The hyper reduction strategy described in section 2.2 has been implemented here to assemble a hyper pROM, able to deliver substantial speed up on computational time. Equations (2.7),(2.8),(2.9) are responsible for deriving the respective reduced mesh and weight coefficients for a sparse evaluation of the nonlinear terms of the problem.
For all evaluations an implicit Newmark integration scheme is implemented. As already described, the time discretization remains identical, namely a constant time-step is used, and a single core is utilized for each realization of either the HFM or the pROM. This establishes an objective comparison in terms of computation load.
The ECSW hyper reduction method implemented here is based on producing a reduced mesh for the evaluation of the nonlinear terms [46]. For this reason, the achieved sparsity on the number of yielding elements being evaluated is also reported. The respective results are summarized in Table 8. The RE_u error measure of Equation (4.1) is depicted for comparison purposes.

****

→ **GOALS**
(A) Which integration scheme does the hyper reduction passage use for all evaluations?
(B) Rewrite everything in the hyper reduction passage from "The hyper reduction" down to "of computation load.", putting "fixed" in place of "constant".

[Records excerpted from a collection]
****

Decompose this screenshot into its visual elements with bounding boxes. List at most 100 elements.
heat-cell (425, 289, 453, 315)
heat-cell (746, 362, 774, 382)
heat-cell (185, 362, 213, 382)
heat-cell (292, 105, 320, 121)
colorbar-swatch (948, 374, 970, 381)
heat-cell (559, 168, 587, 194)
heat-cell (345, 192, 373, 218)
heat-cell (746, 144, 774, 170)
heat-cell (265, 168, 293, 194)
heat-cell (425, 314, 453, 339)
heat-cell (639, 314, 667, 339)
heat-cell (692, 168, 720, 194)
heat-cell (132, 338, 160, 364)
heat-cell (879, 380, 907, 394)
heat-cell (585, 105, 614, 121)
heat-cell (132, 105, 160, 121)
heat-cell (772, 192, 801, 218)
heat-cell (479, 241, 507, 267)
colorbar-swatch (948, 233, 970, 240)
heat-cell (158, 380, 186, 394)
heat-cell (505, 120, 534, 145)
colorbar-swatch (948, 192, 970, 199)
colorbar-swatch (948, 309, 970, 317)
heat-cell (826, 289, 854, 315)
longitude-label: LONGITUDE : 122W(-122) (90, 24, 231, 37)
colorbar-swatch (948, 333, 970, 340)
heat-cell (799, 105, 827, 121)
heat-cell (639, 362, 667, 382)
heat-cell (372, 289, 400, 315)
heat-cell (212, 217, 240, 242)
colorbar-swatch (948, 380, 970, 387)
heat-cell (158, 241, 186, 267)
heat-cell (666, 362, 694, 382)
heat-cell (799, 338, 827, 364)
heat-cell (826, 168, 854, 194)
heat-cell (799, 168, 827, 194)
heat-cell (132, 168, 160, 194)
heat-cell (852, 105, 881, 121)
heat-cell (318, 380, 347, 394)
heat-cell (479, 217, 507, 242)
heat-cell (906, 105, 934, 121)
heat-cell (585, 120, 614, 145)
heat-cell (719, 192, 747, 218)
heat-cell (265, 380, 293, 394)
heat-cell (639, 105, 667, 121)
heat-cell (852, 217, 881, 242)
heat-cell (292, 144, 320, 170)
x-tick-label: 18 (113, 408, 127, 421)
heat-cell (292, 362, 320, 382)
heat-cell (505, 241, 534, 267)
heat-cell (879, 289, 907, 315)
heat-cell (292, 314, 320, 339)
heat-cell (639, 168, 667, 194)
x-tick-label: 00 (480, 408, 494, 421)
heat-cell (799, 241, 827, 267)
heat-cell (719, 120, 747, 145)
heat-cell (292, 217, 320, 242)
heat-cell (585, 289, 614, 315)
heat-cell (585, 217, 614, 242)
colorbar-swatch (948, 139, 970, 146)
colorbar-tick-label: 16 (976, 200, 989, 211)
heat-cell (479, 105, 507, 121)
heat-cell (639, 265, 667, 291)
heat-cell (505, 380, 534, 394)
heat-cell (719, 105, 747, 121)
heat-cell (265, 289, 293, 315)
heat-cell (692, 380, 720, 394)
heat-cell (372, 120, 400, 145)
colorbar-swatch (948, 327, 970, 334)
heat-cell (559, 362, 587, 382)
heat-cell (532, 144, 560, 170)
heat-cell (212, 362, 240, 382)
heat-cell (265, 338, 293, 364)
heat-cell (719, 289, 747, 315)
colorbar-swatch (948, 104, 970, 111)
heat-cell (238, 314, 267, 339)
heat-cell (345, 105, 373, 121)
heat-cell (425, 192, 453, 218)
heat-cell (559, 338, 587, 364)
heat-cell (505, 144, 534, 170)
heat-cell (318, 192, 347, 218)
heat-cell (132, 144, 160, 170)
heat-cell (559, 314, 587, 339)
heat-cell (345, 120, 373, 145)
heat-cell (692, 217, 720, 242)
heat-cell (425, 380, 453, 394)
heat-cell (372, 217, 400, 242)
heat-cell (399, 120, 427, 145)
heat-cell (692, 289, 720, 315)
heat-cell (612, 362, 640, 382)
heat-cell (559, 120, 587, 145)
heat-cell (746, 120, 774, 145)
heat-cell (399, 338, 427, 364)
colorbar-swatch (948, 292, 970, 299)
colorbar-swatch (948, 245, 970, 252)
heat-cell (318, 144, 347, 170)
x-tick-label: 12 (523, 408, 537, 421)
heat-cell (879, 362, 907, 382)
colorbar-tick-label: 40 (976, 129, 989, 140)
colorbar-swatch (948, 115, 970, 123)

****

→ **SOLUTIONS IN ORDER**
(A) An implicit Newmark integration scheme.

(B)
The hyper reduction strategy described in section 2.2 has been implemented here to assemble a hyper pROM, able to deliver substantial speed up on computational time. Equations (2.7),(2.8),(2.9) are responsible for deriving the respective reduced mesh and weight coefficients for a sparse evaluation of the nonlinear terms of the problem.
For all evaluations an implicit Newmark integration scheme is implemented. As already described, the time discretization remains identical, namely a fixed time-step is used, and a single core is utilized for each realization of either the HFM or the pROM. This establishes an objective comparison in terms of computation load.